━━━━━ Provided material ━━━━━
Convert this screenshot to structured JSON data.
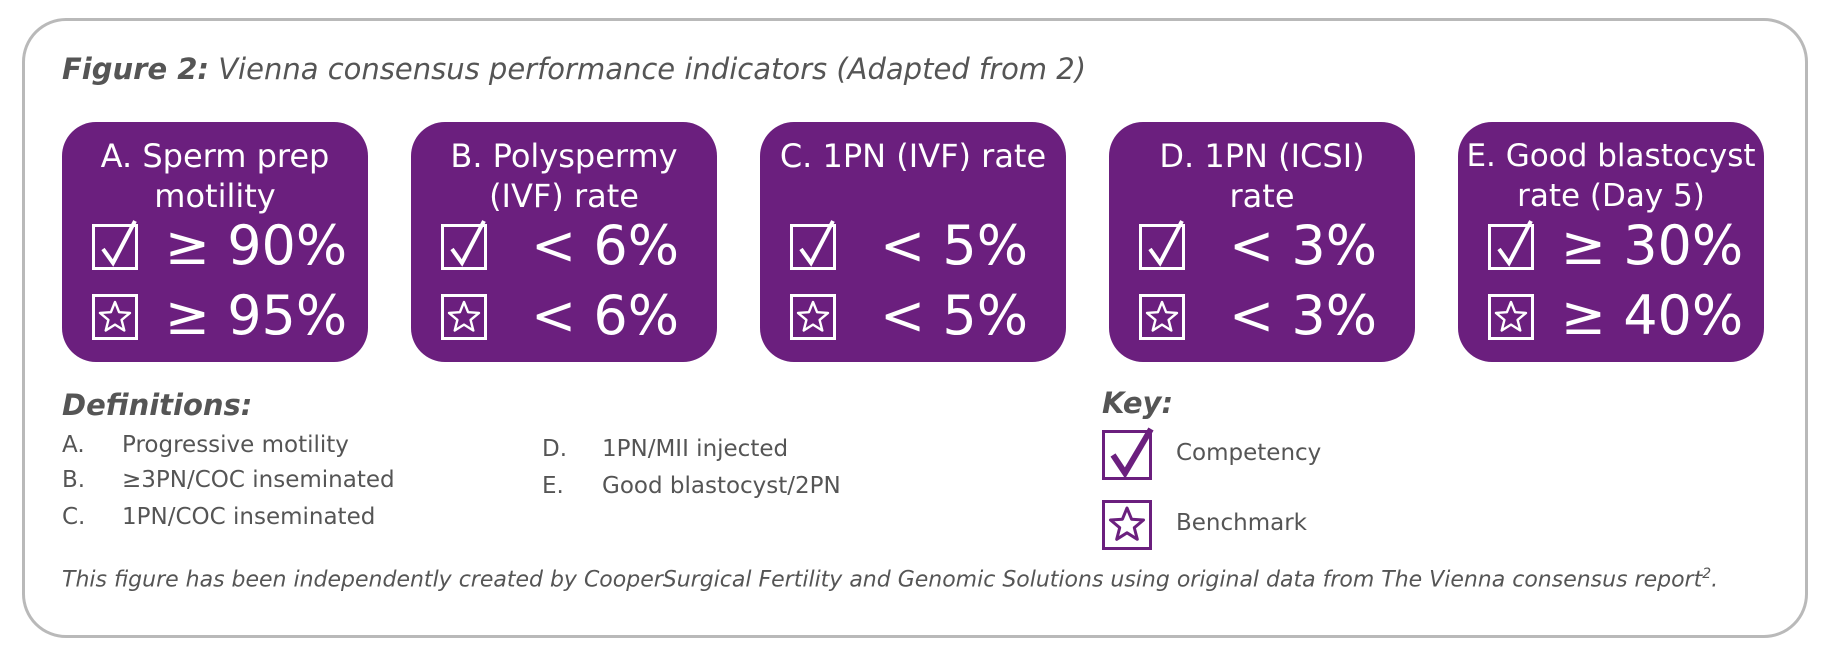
{
  "figure": {
    "label": "Figure 2:",
    "title": "Vienna consensus performance indicators (Adapted from 2)"
  },
  "colors": {
    "accent": "#6b1f7e",
    "text": "#555555",
    "frame": "#b9b9b9"
  },
  "cards": [
    {
      "heading_line1": "A. Sperm prep",
      "heading_line2": "motility",
      "competency": "≥ 90%",
      "benchmark": "≥ 95%"
    },
    {
      "heading_line1": "B. Polyspermy",
      "heading_line2": "(IVF) rate",
      "competency": "< 6%",
      "benchmark": "< 6%"
    },
    {
      "heading_line1": "C. 1PN (IVF) rate",
      "heading_line2": "",
      "competency": "< 5%",
      "benchmark": "< 5%"
    },
    {
      "heading_line1": "D. 1PN (ICSI)",
      "heading_line2": "rate",
      "competency": "< 3%",
      "benchmark": "< 3%"
    },
    {
      "heading_line1": "E. Good blastocyst",
      "heading_line2": "rate (Day 5)",
      "competency": "≥ 30%",
      "benchmark": "≥ 40%"
    }
  ],
  "icons": {
    "competency": "checkbox-check-icon",
    "benchmark": "checkbox-star-icon"
  },
  "definitions": {
    "title": "Definitions:",
    "items": [
      {
        "letter": "A.",
        "text": "Progressive motility"
      },
      {
        "letter": "B.",
        "text": "≥3PN/COC inseminated"
      },
      {
        "letter": "C.",
        "text": "1PN/COC inseminated"
      },
      {
        "letter": "D.",
        "text": "1PN/MII injected"
      },
      {
        "letter": "E.",
        "text": "Good blastocyst/2PN"
      }
    ]
  },
  "key": {
    "title": "Key:",
    "competency_label": "Competency",
    "benchmark_label": "Benchmark"
  },
  "footnote": {
    "text": "This figure has been independently created by CooperSurgical Fertility and Genomic Solutions using original data from The Vienna consensus report",
    "superscript": "2",
    "end": "."
  }
}
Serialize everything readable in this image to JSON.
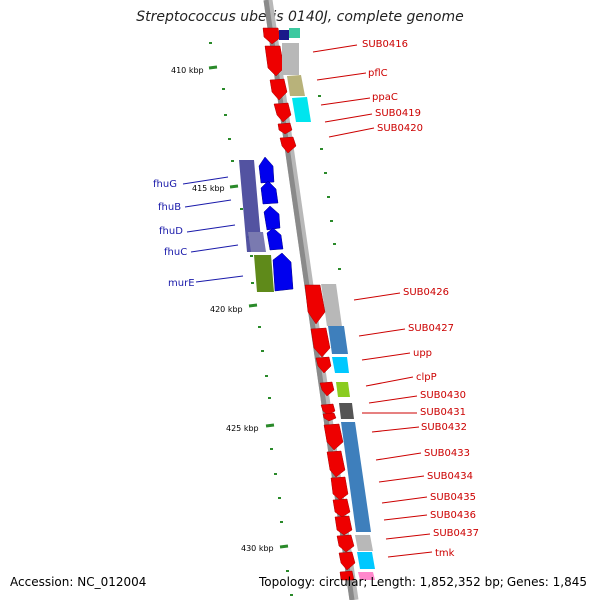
{
  "title": "Streptococcus uberis 0140J, complete genome",
  "footer": {
    "accession": "Accession: NC_012004",
    "topology": "Topology: circular;",
    "length": "Length: 1,852,352 bp;",
    "genes": "Genes: 1,845"
  },
  "ticks": [
    "410 kbp",
    "415 kbp",
    "420 kbp",
    "425 kbp",
    "430 kbp"
  ],
  "left_genes": [
    "fhuG",
    "fhuB",
    "fhuD",
    "fhuC",
    "murE"
  ],
  "right_genes": [
    "SUB0416",
    "pflC",
    "ppaC",
    "SUB0419",
    "SUB0420",
    "SUB0426",
    "SUB0427",
    "upp",
    "clpP",
    "SUB0430",
    "SUB0431",
    "SUB0432",
    "SUB0433",
    "SUB0434",
    "SUB0435",
    "SUB0436",
    "SUB0437",
    "tmk"
  ],
  "colors": {
    "forward_cds": "#0000ee",
    "reverse_cds": "#ee0000",
    "backbone": "#8a8a8a",
    "tick_marks": "#2a8a2a",
    "left_label": "#1a1aaa",
    "right_label": "#cc0000"
  }
}
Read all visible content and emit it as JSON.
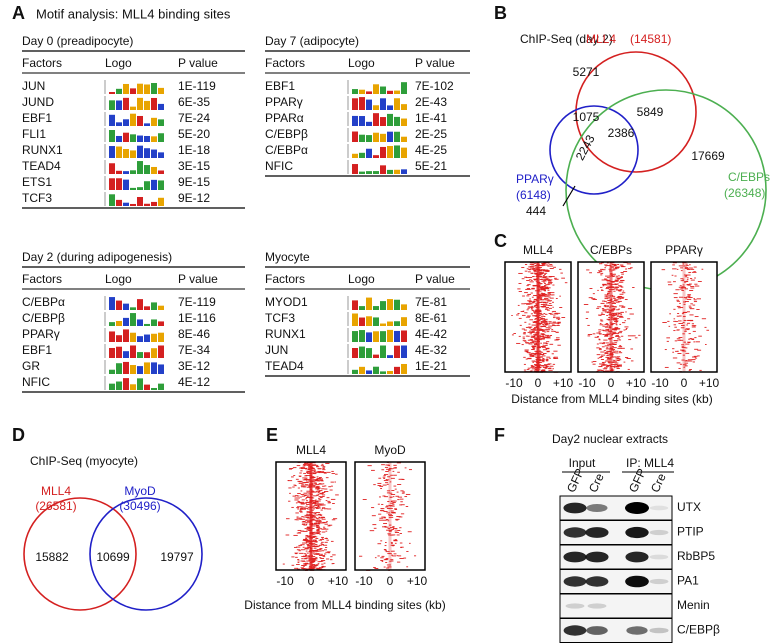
━━━━━
> [Your task]: Beginning with the line that holds "Serialize everything readable" and continuing to the end of the entries above, set down each line exactly, both ends included; include no pictures.

> [Task response]:
Serialize everything readable in this image to JSON.
{
  "title": "Streptococcus uberis 0140J, complete genome",
  "footer": {
    "accession": "Accession: NC_012004",
    "topology": "Topology: circular;",
    "length": "Length: 1,852,352 bp;",
    "genes": "Genes: 1,845"
  },
  "ticks": [
    "410 kbp",
    "415 kbp",
    "420 kbp",
    "425 kbp",
    "430 kbp"
  ],
  "left_genes": [
    "fhuG",
    "fhuB",
    "fhuD",
    "fhuC",
    "murE"
  ],
  "right_genes": [
    "SUB0416",
    "pflC",
    "ppaC",
    "SUB0419",
    "SUB0420",
    "SUB0426",
    "SUB0427",
    "upp",
    "clpP",
    "SUB0430",
    "SUB0431",
    "SUB0432",
    "SUB0433",
    "SUB0434",
    "SUB0435",
    "SUB0436",
    "SUB0437",
    "tmk"
  ],
  "colors": {
    "forward_cds": "#0000ee",
    "reverse_cds": "#ee0000",
    "backbone": "#8a8a8a",
    "tick_marks": "#2a8a2a",
    "left_label": "#1a1aaa",
    "right_label": "#cc0000"
  }
}
Read all visible content and emit it as JSON.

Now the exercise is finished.